*TASKS TO COMPLETE*.
1. Answer these questions from the basis trade article below, one line each:
(a) In what month and year did Michael Barr speak at the event?
(b) What difference does a basis trade exploit?
(c) Which office made the pending proposal to collect information on non-centrally cleared bilateral repo transactions?
2. Please say whether each statement agrees with the basis trade article below, giving yes or no and quoting the words that decide it:
(a) Demand for leverage in Treasury markets is spread evenly across many hedge funds.
(b) BIS economists describe basis trades as a vulnerability worth monitoring.
(c) Who's Afraid of the Basis Trade? was published by the Federal Reserve.

*GIVEN PASSAGE*.
Financial Markets

Basis Trades: Treasury Market Lubricant or Systemic Risk?

A winning strategy for hedge funds has regulators worried about leverage and financial stability; a “vulnerability worth monitoring,” according to BIS economists.

Friday, January 12, 2024

By John Hintze


At the most recent Federal Reserve Bank of New York Treasury Market Conference, an annual check-in on risks and resilience in “the deepest and most liquid government securities market in the world,” leverage was one of the top talking points. Caution was in the air around basis trades as a source of leverage and potential systemic instability.

I want to recognize that leveraged trading, including in the so-called basis trade, can play an important role in capital markets,” Federal Reserve Board Vice Chair for Supervision Michael Barr said at the November 2023 event. “Basis trading serves a valuable function of market efficiency, improving the connection between cash and futures pricing and facilitating access to futures for investing and risk management.

“Leverage allows market participants to arbitrage away relatively small pricing discrepancies, enhancing the integration of prices across economically equivalent instruments and markets,” Barr continued. “But leverage can also increase risks to both market participants and to Treasury market functioning and must be managed appropriately by both investors and their counterparties, including through collecting margin to manage counterparty risk.”

Barr thus presented the issue in a balanced way, as controversy over the basis trade and the need to control it was simmering.

In an arbitrage commonly practiced by hedge funds, a basis trade exploits the difference between Treasury futures and their underlying bonds. Less regulated than banks and asset managers, hedge funds “can often borrow money at cheaper rates and employ more leverage – especially when posting ultra-safe Treasury bonds as collateral – which makes those trades worthwhile for them, even for small differences in repo rates,” as explained in Who’s Afraid of the Basis Trade? by risk analytics provider Qontigo.

Information Needed

Staff studies by the Federal Reserve and other agencies, Barr remarked, “have found that hedge funds are significant investors in Treasury cash, derivatives, and repo markets; that their highly leveraged positions in Treasury markets are facilitated by very low, or even zero, haircuts on their repo financing; and that demand for this leverage is highly concentrated among a handful of large hedge funds.”

He noted that “liquidation of leveraged Treasury positions by hedge funds appears to have contributed to the Treasury market stress in March 2020,” and that more data is needed to better understand this activity. Barr saw “an important step forward” in a then pending proposal from the Treasury Department’s Office of Financial Research to collect information on non-centrally cleared bilateral repo transactions.

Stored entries
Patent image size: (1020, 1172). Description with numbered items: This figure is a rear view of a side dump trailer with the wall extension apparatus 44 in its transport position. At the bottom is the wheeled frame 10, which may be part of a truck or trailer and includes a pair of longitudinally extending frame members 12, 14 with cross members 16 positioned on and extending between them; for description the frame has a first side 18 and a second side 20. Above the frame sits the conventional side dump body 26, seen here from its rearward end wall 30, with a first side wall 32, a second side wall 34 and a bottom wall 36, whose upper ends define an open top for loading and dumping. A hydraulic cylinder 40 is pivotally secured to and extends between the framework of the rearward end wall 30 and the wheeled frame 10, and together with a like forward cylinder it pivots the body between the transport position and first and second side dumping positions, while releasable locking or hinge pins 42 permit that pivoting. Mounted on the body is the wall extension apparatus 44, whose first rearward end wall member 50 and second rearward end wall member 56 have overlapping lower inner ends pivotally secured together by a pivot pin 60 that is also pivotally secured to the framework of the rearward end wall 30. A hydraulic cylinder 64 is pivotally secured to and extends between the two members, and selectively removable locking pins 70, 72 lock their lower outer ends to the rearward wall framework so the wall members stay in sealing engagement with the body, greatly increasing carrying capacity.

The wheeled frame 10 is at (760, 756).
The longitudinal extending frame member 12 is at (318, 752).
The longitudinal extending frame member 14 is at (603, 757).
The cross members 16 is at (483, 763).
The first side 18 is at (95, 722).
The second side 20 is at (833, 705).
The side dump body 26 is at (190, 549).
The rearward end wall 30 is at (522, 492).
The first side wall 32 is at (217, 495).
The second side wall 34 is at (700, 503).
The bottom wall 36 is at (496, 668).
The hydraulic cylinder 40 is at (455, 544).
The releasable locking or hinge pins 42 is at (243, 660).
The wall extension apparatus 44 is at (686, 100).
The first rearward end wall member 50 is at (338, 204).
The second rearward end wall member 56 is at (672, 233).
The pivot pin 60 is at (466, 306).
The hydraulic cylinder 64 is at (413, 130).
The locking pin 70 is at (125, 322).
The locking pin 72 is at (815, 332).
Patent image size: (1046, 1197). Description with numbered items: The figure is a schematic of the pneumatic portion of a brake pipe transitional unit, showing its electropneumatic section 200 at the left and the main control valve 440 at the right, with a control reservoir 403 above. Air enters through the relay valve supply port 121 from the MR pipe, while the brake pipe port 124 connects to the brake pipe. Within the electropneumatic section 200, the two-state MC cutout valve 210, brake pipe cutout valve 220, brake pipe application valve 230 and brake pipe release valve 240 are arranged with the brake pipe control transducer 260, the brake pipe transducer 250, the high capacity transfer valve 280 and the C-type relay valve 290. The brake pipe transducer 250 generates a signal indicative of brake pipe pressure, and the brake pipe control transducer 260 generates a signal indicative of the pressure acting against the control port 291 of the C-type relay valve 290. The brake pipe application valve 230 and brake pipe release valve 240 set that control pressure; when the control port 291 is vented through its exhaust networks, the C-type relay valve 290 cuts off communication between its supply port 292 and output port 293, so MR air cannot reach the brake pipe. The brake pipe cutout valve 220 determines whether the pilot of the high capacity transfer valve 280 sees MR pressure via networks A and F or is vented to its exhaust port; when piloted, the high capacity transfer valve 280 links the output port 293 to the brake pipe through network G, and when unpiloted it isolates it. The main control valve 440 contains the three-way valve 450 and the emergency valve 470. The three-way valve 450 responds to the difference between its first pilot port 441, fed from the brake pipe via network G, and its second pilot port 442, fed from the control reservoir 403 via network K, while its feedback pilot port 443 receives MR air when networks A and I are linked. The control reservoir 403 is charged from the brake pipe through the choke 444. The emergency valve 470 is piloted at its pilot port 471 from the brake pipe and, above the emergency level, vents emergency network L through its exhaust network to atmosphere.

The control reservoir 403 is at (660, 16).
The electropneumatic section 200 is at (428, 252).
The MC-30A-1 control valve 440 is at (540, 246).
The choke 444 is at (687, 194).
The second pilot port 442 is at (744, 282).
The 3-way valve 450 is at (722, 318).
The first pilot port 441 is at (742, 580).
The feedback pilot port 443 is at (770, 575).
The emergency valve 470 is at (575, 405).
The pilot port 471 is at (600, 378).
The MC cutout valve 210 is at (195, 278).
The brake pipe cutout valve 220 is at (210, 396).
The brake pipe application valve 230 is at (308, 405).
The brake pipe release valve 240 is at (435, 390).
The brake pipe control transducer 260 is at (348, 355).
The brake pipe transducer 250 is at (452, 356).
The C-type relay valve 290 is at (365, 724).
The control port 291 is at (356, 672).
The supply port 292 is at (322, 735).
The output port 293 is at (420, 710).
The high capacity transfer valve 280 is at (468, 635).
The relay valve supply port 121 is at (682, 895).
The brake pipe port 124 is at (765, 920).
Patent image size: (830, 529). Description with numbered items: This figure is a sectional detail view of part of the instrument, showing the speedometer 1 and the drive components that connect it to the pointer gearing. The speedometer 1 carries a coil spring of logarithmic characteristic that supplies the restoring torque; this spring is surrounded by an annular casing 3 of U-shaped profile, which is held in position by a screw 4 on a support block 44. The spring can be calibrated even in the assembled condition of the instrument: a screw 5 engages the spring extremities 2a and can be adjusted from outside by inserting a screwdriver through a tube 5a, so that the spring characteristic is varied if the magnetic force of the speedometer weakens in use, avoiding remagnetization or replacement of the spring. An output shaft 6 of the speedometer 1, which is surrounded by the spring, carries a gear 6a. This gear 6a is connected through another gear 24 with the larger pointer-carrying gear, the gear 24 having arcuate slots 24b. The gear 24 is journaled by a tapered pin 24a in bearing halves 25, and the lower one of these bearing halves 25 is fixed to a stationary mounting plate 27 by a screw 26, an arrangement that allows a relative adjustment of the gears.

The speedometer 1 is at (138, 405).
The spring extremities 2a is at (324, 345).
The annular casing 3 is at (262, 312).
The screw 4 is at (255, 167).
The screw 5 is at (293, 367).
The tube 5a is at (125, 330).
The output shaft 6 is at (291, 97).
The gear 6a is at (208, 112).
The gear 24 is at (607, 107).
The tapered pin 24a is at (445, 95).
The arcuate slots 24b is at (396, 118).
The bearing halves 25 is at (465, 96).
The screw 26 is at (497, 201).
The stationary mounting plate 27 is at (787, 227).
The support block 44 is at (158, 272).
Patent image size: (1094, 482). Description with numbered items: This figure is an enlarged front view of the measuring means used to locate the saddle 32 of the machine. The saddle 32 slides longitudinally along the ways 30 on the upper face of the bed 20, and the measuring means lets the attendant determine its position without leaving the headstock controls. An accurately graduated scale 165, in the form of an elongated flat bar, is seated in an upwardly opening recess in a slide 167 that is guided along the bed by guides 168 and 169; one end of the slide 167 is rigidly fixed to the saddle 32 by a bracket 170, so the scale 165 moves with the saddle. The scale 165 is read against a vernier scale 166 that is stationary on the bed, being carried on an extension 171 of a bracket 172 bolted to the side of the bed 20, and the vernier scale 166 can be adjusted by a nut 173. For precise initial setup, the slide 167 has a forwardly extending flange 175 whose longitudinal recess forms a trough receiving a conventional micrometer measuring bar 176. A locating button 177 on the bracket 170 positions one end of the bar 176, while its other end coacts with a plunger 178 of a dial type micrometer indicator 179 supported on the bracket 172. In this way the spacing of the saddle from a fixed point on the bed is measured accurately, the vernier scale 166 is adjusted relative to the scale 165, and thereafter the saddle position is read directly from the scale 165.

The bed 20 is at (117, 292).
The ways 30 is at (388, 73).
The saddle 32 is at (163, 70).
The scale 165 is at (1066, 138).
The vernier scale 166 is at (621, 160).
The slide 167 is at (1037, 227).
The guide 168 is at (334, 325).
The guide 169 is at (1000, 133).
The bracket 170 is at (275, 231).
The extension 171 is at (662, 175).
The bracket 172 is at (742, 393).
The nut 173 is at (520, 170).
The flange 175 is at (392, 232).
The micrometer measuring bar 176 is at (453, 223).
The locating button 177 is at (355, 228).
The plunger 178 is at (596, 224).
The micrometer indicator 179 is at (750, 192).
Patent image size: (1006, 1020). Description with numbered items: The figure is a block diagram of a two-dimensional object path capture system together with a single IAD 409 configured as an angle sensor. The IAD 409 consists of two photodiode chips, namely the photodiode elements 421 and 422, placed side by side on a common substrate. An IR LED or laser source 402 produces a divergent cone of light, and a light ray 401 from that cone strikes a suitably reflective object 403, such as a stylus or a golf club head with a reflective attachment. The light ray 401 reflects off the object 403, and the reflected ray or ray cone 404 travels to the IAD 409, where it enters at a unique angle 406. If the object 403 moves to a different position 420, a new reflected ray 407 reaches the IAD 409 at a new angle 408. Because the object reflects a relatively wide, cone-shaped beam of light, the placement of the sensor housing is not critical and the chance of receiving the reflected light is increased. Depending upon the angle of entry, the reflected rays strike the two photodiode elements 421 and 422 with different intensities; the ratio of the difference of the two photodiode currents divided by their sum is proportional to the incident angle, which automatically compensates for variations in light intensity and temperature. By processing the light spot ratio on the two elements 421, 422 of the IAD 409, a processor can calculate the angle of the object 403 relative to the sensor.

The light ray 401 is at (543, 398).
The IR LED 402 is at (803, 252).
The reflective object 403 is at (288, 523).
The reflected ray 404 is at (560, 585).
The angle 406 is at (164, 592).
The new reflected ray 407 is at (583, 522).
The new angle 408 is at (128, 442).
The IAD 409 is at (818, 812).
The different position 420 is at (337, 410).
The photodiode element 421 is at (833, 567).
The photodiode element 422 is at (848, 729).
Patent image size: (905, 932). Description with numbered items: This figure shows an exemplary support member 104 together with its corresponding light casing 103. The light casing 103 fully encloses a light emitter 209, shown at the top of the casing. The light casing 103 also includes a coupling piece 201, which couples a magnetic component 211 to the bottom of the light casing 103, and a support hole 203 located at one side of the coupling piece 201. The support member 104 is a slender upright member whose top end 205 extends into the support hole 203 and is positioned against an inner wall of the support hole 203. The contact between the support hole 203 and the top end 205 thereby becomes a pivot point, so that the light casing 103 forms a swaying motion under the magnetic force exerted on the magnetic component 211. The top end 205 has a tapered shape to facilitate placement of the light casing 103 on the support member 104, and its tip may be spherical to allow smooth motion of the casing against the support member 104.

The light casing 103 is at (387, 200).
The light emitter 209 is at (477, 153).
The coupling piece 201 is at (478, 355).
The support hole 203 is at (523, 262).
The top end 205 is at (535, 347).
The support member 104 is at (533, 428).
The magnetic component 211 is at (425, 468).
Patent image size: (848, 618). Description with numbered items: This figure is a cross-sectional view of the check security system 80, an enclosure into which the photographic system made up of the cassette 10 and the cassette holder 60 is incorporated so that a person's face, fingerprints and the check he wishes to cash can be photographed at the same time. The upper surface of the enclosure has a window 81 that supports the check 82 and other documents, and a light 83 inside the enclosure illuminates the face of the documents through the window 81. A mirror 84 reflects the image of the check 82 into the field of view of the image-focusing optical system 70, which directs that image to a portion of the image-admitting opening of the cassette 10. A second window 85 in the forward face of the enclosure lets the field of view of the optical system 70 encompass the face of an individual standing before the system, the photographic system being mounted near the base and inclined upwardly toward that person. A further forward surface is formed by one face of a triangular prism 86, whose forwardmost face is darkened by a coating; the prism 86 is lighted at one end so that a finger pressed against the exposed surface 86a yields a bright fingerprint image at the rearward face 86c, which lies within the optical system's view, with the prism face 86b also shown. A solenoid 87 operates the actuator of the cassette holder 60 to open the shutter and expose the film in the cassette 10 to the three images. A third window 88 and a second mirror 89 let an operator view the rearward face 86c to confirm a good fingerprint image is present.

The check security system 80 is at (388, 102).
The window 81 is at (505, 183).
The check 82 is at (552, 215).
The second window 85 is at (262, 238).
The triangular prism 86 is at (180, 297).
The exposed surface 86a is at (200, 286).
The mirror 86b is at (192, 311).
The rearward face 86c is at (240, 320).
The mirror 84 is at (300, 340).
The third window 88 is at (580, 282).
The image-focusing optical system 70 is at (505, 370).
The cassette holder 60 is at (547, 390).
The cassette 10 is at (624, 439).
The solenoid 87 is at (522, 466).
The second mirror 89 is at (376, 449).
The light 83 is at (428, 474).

*EXERCISE RESPONSES*.
1.
(a) November 2023
(b) The difference between Treasury futures and their underlying bonds
(c) The Treasury Department's Office of Financial Research

2.
(a) No: "demand for this leverage is highly concentrated among a handful of large hedge funds"
(b) Yes: "a “vulnerability worth monitoring,” according to BIS economists"
(c) No: "by risk analytics provider Qontigo"